>> BEGIN Data to process

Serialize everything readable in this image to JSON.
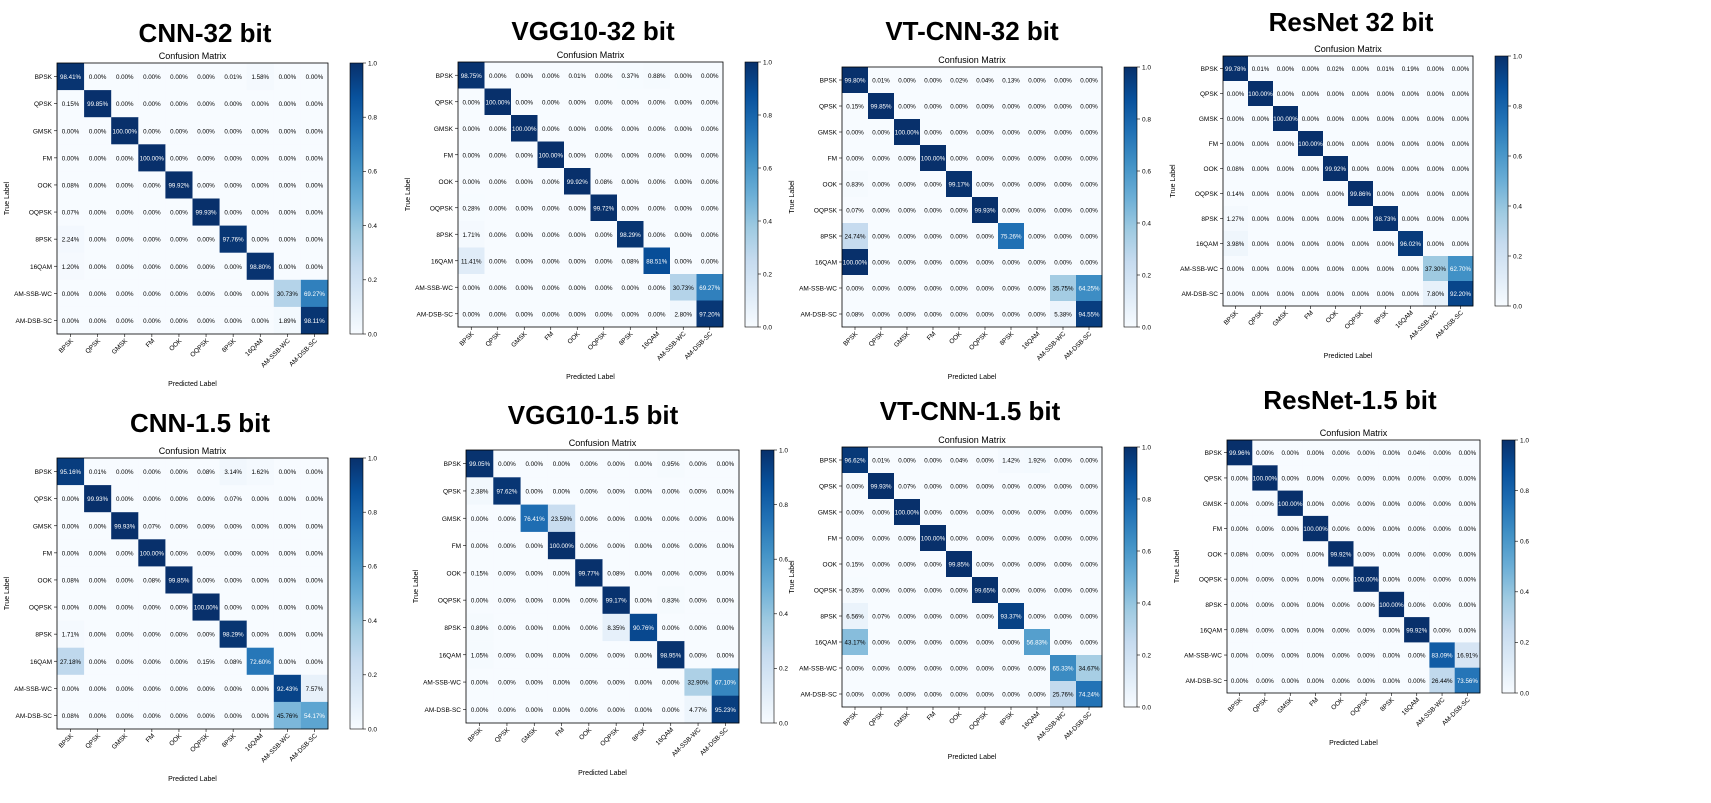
{
  "labels": [
    "BPSK",
    "QPSK",
    "GMSK",
    "FM",
    "OOK",
    "OQPSK",
    "8PSK",
    "16QAM",
    "AM-SSB-WC",
    "AM-DSB-SC"
  ],
  "inner_title": "Confusion Matrix",
  "xlabel": "Predicted Label",
  "ylabel": "True Label",
  "colorbar_ticks": [
    "0.0",
    "0.2",
    "0.4",
    "0.6",
    "0.8",
    "1.0"
  ],
  "chart_data": [
    {
      "type": "heatmap",
      "title": "CNN-32 bit",
      "subtitle": "Confusion Matrix",
      "xlabel": "Predicted Label",
      "ylabel": "True Label",
      "vmin": 0,
      "vmax": 1,
      "cells": [
        [
          "98.41%",
          "0.00%",
          "0.00%",
          "0.00%",
          "0.00%",
          "0.00%",
          "0.01%",
          "1.58%",
          "0.00%",
          "0.00%"
        ],
        [
          "0.15%",
          "99.85%",
          "0.00%",
          "0.00%",
          "0.00%",
          "0.00%",
          "0.00%",
          "0.00%",
          "0.00%",
          "0.00%"
        ],
        [
          "0.00%",
          "0.00%",
          "100.00%",
          "0.00%",
          "0.00%",
          "0.00%",
          "0.00%",
          "0.00%",
          "0.00%",
          "0.00%"
        ],
        [
          "0.00%",
          "0.00%",
          "0.00%",
          "100.00%",
          "0.00%",
          "0.00%",
          "0.00%",
          "0.00%",
          "0.00%",
          "0.00%"
        ],
        [
          "0.08%",
          "0.00%",
          "0.00%",
          "0.00%",
          "99.92%",
          "0.00%",
          "0.00%",
          "0.00%",
          "0.00%",
          "0.00%"
        ],
        [
          "0.07%",
          "0.00%",
          "0.00%",
          "0.00%",
          "0.00%",
          "99.93%",
          "0.00%",
          "0.00%",
          "0.00%",
          "0.00%"
        ],
        [
          "2.24%",
          "0.00%",
          "0.00%",
          "0.00%",
          "0.00%",
          "0.00%",
          "97.76%",
          "0.00%",
          "0.00%",
          "0.00%"
        ],
        [
          "1.20%",
          "0.00%",
          "0.00%",
          "0.00%",
          "0.00%",
          "0.00%",
          "0.00%",
          "98.80%",
          "0.00%",
          "0.00%"
        ],
        [
          "0.00%",
          "0.00%",
          "0.00%",
          "0.00%",
          "0.00%",
          "0.00%",
          "0.00%",
          "0.00%",
          "30.73%",
          "69.27%"
        ],
        [
          "0.00%",
          "0.00%",
          "0.00%",
          "0.00%",
          "0.00%",
          "0.00%",
          "0.00%",
          "0.00%",
          "1.89%",
          "98.11%"
        ]
      ]
    },
    {
      "type": "heatmap",
      "title": "VGG10-32 bit",
      "subtitle": "Confusion Matrix",
      "xlabel": "Predicted Label",
      "ylabel": "True Label",
      "vmin": 0,
      "vmax": 1,
      "cells": [
        [
          "98.75%",
          "0.00%",
          "0.00%",
          "0.00%",
          "0.01%",
          "0.00%",
          "0.37%",
          "0.88%",
          "0.00%",
          "0.00%"
        ],
        [
          "0.00%",
          "100.00%",
          "0.00%",
          "0.00%",
          "0.00%",
          "0.00%",
          "0.00%",
          "0.00%",
          "0.00%",
          "0.00%"
        ],
        [
          "0.00%",
          "0.00%",
          "100.00%",
          "0.00%",
          "0.00%",
          "0.00%",
          "0.00%",
          "0.00%",
          "0.00%",
          "0.00%"
        ],
        [
          "0.00%",
          "0.00%",
          "0.00%",
          "100.00%",
          "0.00%",
          "0.00%",
          "0.00%",
          "0.00%",
          "0.00%",
          "0.00%"
        ],
        [
          "0.00%",
          "0.00%",
          "0.00%",
          "0.00%",
          "99.92%",
          "0.08%",
          "0.00%",
          "0.00%",
          "0.00%",
          "0.00%"
        ],
        [
          "0.28%",
          "0.00%",
          "0.00%",
          "0.00%",
          "0.00%",
          "99.72%",
          "0.00%",
          "0.00%",
          "0.00%",
          "0.00%"
        ],
        [
          "1.71%",
          "0.00%",
          "0.00%",
          "0.00%",
          "0.00%",
          "0.00%",
          "98.29%",
          "0.00%",
          "0.00%",
          "0.00%"
        ],
        [
          "11.41%",
          "0.00%",
          "0.00%",
          "0.00%",
          "0.00%",
          "0.00%",
          "0.08%",
          "88.51%",
          "0.00%",
          "0.00%"
        ],
        [
          "0.00%",
          "0.00%",
          "0.00%",
          "0.00%",
          "0.00%",
          "0.00%",
          "0.00%",
          "0.00%",
          "30.73%",
          "69.27%"
        ],
        [
          "0.00%",
          "0.00%",
          "0.00%",
          "0.00%",
          "0.00%",
          "0.00%",
          "0.00%",
          "0.00%",
          "2.80%",
          "97.20%"
        ]
      ]
    },
    {
      "type": "heatmap",
      "title": "VT-CNN-32 bit",
      "subtitle": "Confusion Matrix",
      "xlabel": "Predicted Label",
      "ylabel": "True Label",
      "vmin": 0,
      "vmax": 1,
      "cells": [
        [
          "99.80%",
          "0.01%",
          "0.00%",
          "0.00%",
          "0.02%",
          "0.04%",
          "0.13%",
          "0.00%",
          "0.00%",
          "0.00%"
        ],
        [
          "0.15%",
          "99.85%",
          "0.00%",
          "0.00%",
          "0.00%",
          "0.00%",
          "0.00%",
          "0.00%",
          "0.00%",
          "0.00%"
        ],
        [
          "0.00%",
          "0.00%",
          "100.00%",
          "0.00%",
          "0.00%",
          "0.00%",
          "0.00%",
          "0.00%",
          "0.00%",
          "0.00%"
        ],
        [
          "0.00%",
          "0.00%",
          "0.00%",
          "100.00%",
          "0.00%",
          "0.00%",
          "0.00%",
          "0.00%",
          "0.00%",
          "0.00%"
        ],
        [
          "0.83%",
          "0.00%",
          "0.00%",
          "0.00%",
          "99.17%",
          "0.00%",
          "0.00%",
          "0.00%",
          "0.00%",
          "0.00%"
        ],
        [
          "0.07%",
          "0.00%",
          "0.00%",
          "0.00%",
          "0.00%",
          "99.93%",
          "0.00%",
          "0.00%",
          "0.00%",
          "0.00%"
        ],
        [
          "24.74%",
          "0.00%",
          "0.00%",
          "0.00%",
          "0.00%",
          "0.00%",
          "75.26%",
          "0.00%",
          "0.00%",
          "0.00%"
        ],
        [
          "100.00%",
          "0.00%",
          "0.00%",
          "0.00%",
          "0.00%",
          "0.00%",
          "0.00%",
          "0.00%",
          "0.00%",
          "0.00%"
        ],
        [
          "0.00%",
          "0.00%",
          "0.00%",
          "0.00%",
          "0.00%",
          "0.00%",
          "0.00%",
          "0.00%",
          "35.75%",
          "64.25%"
        ],
        [
          "0.08%",
          "0.00%",
          "0.00%",
          "0.00%",
          "0.00%",
          "0.00%",
          "0.00%",
          "0.00%",
          "5.38%",
          "94.55%"
        ]
      ]
    },
    {
      "type": "heatmap",
      "title": "ResNet 32 bit",
      "subtitle": "Confusion Matrix",
      "xlabel": "Predicted Label",
      "ylabel": "True Label",
      "vmin": 0,
      "vmax": 1,
      "cells": [
        [
          "99.78%",
          "0.01%",
          "0.00%",
          "0.00%",
          "0.02%",
          "0.00%",
          "0.01%",
          "0.19%",
          "0.00%",
          "0.00%"
        ],
        [
          "0.00%",
          "100.00%",
          "0.00%",
          "0.00%",
          "0.00%",
          "0.00%",
          "0.00%",
          "0.00%",
          "0.00%",
          "0.00%"
        ],
        [
          "0.00%",
          "0.00%",
          "100.00%",
          "0.00%",
          "0.00%",
          "0.00%",
          "0.00%",
          "0.00%",
          "0.00%",
          "0.00%"
        ],
        [
          "0.00%",
          "0.00%",
          "0.00%",
          "100.00%",
          "0.00%",
          "0.00%",
          "0.00%",
          "0.00%",
          "0.00%",
          "0.00%"
        ],
        [
          "0.08%",
          "0.00%",
          "0.00%",
          "0.00%",
          "99.92%",
          "0.00%",
          "0.00%",
          "0.00%",
          "0.00%",
          "0.00%"
        ],
        [
          "0.14%",
          "0.00%",
          "0.00%",
          "0.00%",
          "0.00%",
          "99.86%",
          "0.00%",
          "0.00%",
          "0.00%",
          "0.00%"
        ],
        [
          "1.27%",
          "0.00%",
          "0.00%",
          "0.00%",
          "0.00%",
          "0.00%",
          "98.73%",
          "0.00%",
          "0.00%",
          "0.00%"
        ],
        [
          "3.98%",
          "0.00%",
          "0.00%",
          "0.00%",
          "0.00%",
          "0.00%",
          "0.00%",
          "96.02%",
          "0.00%",
          "0.00%"
        ],
        [
          "0.00%",
          "0.00%",
          "0.00%",
          "0.00%",
          "0.00%",
          "0.00%",
          "0.00%",
          "0.00%",
          "37.30%",
          "62.70%"
        ],
        [
          "0.00%",
          "0.00%",
          "0.00%",
          "0.00%",
          "0.00%",
          "0.00%",
          "0.00%",
          "0.00%",
          "7.80%",
          "92.20%"
        ]
      ]
    },
    {
      "type": "heatmap",
      "title": "CNN-1.5 bit",
      "subtitle": "Confusion Matrix",
      "xlabel": "Predicted Label",
      "ylabel": "True Label",
      "vmin": 0,
      "vmax": 1,
      "cells": [
        [
          "95.16%",
          "0.01%",
          "0.00%",
          "0.00%",
          "0.00%",
          "0.08%",
          "3.14%",
          "1.62%",
          "0.00%",
          "0.00%"
        ],
        [
          "0.00%",
          "99.93%",
          "0.00%",
          "0.00%",
          "0.00%",
          "0.00%",
          "0.07%",
          "0.00%",
          "0.00%",
          "0.00%"
        ],
        [
          "0.00%",
          "0.00%",
          "99.93%",
          "0.07%",
          "0.00%",
          "0.00%",
          "0.00%",
          "0.00%",
          "0.00%",
          "0.00%"
        ],
        [
          "0.00%",
          "0.00%",
          "0.00%",
          "100.00%",
          "0.00%",
          "0.00%",
          "0.00%",
          "0.00%",
          "0.00%",
          "0.00%"
        ],
        [
          "0.08%",
          "0.00%",
          "0.00%",
          "0.08%",
          "99.85%",
          "0.00%",
          "0.00%",
          "0.00%",
          "0.00%",
          "0.00%"
        ],
        [
          "0.00%",
          "0.00%",
          "0.00%",
          "0.00%",
          "0.00%",
          "100.00%",
          "0.00%",
          "0.00%",
          "0.00%",
          "0.00%"
        ],
        [
          "1.71%",
          "0.00%",
          "0.00%",
          "0.00%",
          "0.00%",
          "0.00%",
          "98.29%",
          "0.00%",
          "0.00%",
          "0.00%"
        ],
        [
          "27.18%",
          "0.00%",
          "0.00%",
          "0.00%",
          "0.00%",
          "0.15%",
          "0.08%",
          "72.60%",
          "0.00%",
          "0.00%"
        ],
        [
          "0.00%",
          "0.00%",
          "0.00%",
          "0.00%",
          "0.00%",
          "0.00%",
          "0.00%",
          "0.00%",
          "92.43%",
          "7.57%"
        ],
        [
          "0.08%",
          "0.00%",
          "0.00%",
          "0.00%",
          "0.00%",
          "0.00%",
          "0.00%",
          "0.00%",
          "45.76%",
          "54.17%"
        ]
      ]
    },
    {
      "type": "heatmap",
      "title": "VGG10-1.5 bit",
      "subtitle": "Confusion Matrix",
      "xlabel": "Predicted Label",
      "ylabel": "True Label",
      "vmin": 0,
      "vmax": 1,
      "cells": [
        [
          "99.05%",
          "0.00%",
          "0.00%",
          "0.00%",
          "0.00%",
          "0.00%",
          "0.00%",
          "0.95%",
          "0.00%",
          "0.00%"
        ],
        [
          "2.38%",
          "97.62%",
          "0.00%",
          "0.00%",
          "0.00%",
          "0.00%",
          "0.00%",
          "0.00%",
          "0.00%",
          "0.00%"
        ],
        [
          "0.00%",
          "0.00%",
          "76.41%",
          "23.59%",
          "0.00%",
          "0.00%",
          "0.00%",
          "0.00%",
          "0.00%",
          "0.00%"
        ],
        [
          "0.00%",
          "0.00%",
          "0.00%",
          "100.00%",
          "0.00%",
          "0.00%",
          "0.00%",
          "0.00%",
          "0.00%",
          "0.00%"
        ],
        [
          "0.15%",
          "0.00%",
          "0.00%",
          "0.00%",
          "99.77%",
          "0.08%",
          "0.00%",
          "0.00%",
          "0.00%",
          "0.00%"
        ],
        [
          "0.00%",
          "0.00%",
          "0.00%",
          "0.00%",
          "0.00%",
          "99.17%",
          "0.00%",
          "0.83%",
          "0.00%",
          "0.00%"
        ],
        [
          "0.89%",
          "0.00%",
          "0.00%",
          "0.00%",
          "0.00%",
          "8.35%",
          "90.76%",
          "0.00%",
          "0.00%",
          "0.00%"
        ],
        [
          "1.05%",
          "0.00%",
          "0.00%",
          "0.00%",
          "0.00%",
          "0.00%",
          "0.00%",
          "98.95%",
          "0.00%",
          "0.00%"
        ],
        [
          "0.00%",
          "0.00%",
          "0.00%",
          "0.00%",
          "0.00%",
          "0.00%",
          "0.00%",
          "0.00%",
          "32.90%",
          "67.10%"
        ],
        [
          "0.00%",
          "0.00%",
          "0.00%",
          "0.00%",
          "0.00%",
          "0.00%",
          "0.00%",
          "0.00%",
          "4.77%",
          "95.23%"
        ]
      ]
    },
    {
      "type": "heatmap",
      "title": "VT-CNN-1.5 bit",
      "subtitle": "Confusion Matrix",
      "xlabel": "Predicted Label",
      "ylabel": "True Label",
      "vmin": 0,
      "vmax": 1,
      "cells": [
        [
          "96.62%",
          "0.01%",
          "0.00%",
          "0.00%",
          "0.04%",
          "0.00%",
          "1.42%",
          "1.92%",
          "0.00%",
          "0.00%"
        ],
        [
          "0.00%",
          "99.93%",
          "0.07%",
          "0.00%",
          "0.00%",
          "0.00%",
          "0.00%",
          "0.00%",
          "0.00%",
          "0.00%"
        ],
        [
          "0.00%",
          "0.00%",
          "100.00%",
          "0.00%",
          "0.00%",
          "0.00%",
          "0.00%",
          "0.00%",
          "0.00%",
          "0.00%"
        ],
        [
          "0.00%",
          "0.00%",
          "0.00%",
          "100.00%",
          "0.00%",
          "0.00%",
          "0.00%",
          "0.00%",
          "0.00%",
          "0.00%"
        ],
        [
          "0.15%",
          "0.00%",
          "0.00%",
          "0.00%",
          "99.85%",
          "0.00%",
          "0.00%",
          "0.00%",
          "0.00%",
          "0.00%"
        ],
        [
          "0.35%",
          "0.00%",
          "0.00%",
          "0.00%",
          "0.00%",
          "99.65%",
          "0.00%",
          "0.00%",
          "0.00%",
          "0.00%"
        ],
        [
          "6.56%",
          "0.07%",
          "0.00%",
          "0.00%",
          "0.00%",
          "0.00%",
          "93.37%",
          "0.00%",
          "0.00%",
          "0.00%"
        ],
        [
          "43.17%",
          "0.00%",
          "0.00%",
          "0.00%",
          "0.00%",
          "0.00%",
          "0.00%",
          "56.83%",
          "0.00%",
          "0.00%"
        ],
        [
          "0.00%",
          "0.00%",
          "0.00%",
          "0.00%",
          "0.00%",
          "0.00%",
          "0.00%",
          "0.00%",
          "65.33%",
          "34.67%"
        ],
        [
          "0.00%",
          "0.00%",
          "0.00%",
          "0.00%",
          "0.00%",
          "0.00%",
          "0.00%",
          "0.00%",
          "25.76%",
          "74.24%"
        ]
      ]
    },
    {
      "type": "heatmap",
      "title": "ResNet-1.5 bit",
      "subtitle": "Confusion Matrix",
      "xlabel": "Predicted Label",
      "ylabel": "True Label",
      "vmin": 0,
      "vmax": 1,
      "cells": [
        [
          "99.96%",
          "0.00%",
          "0.00%",
          "0.00%",
          "0.00%",
          "0.00%",
          "0.00%",
          "0.04%",
          "0.00%",
          "0.00%"
        ],
        [
          "0.00%",
          "100.00%",
          "0.00%",
          "0.00%",
          "0.00%",
          "0.00%",
          "0.00%",
          "0.00%",
          "0.00%",
          "0.00%"
        ],
        [
          "0.00%",
          "0.00%",
          "100.00%",
          "0.00%",
          "0.00%",
          "0.00%",
          "0.00%",
          "0.00%",
          "0.00%",
          "0.00%"
        ],
        [
          "0.00%",
          "0.00%",
          "0.00%",
          "100.00%",
          "0.00%",
          "0.00%",
          "0.00%",
          "0.00%",
          "0.00%",
          "0.00%"
        ],
        [
          "0.08%",
          "0.00%",
          "0.00%",
          "0.00%",
          "99.92%",
          "0.00%",
          "0.00%",
          "0.00%",
          "0.00%",
          "0.00%"
        ],
        [
          "0.00%",
          "0.00%",
          "0.00%",
          "0.00%",
          "0.00%",
          "100.00%",
          "0.00%",
          "0.00%",
          "0.00%",
          "0.00%"
        ],
        [
          "0.00%",
          "0.00%",
          "0.00%",
          "0.00%",
          "0.00%",
          "0.00%",
          "100.00%",
          "0.00%",
          "0.00%",
          "0.00%"
        ],
        [
          "0.08%",
          "0.00%",
          "0.00%",
          "0.00%",
          "0.00%",
          "0.00%",
          "0.00%",
          "99.92%",
          "0.00%",
          "0.00%"
        ],
        [
          "0.00%",
          "0.00%",
          "0.00%",
          "0.00%",
          "0.00%",
          "0.00%",
          "0.00%",
          "0.00%",
          "83.09%",
          "16.91%"
        ],
        [
          "0.00%",
          "0.00%",
          "0.00%",
          "0.00%",
          "0.00%",
          "0.00%",
          "0.00%",
          "0.00%",
          "26.44%",
          "73.56%"
        ]
      ]
    }
  ]
}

>> END Data to process

### Short task
From the records above, how many lines include the word "ResNet"? Only the number is wanted.

### Exercise solution
2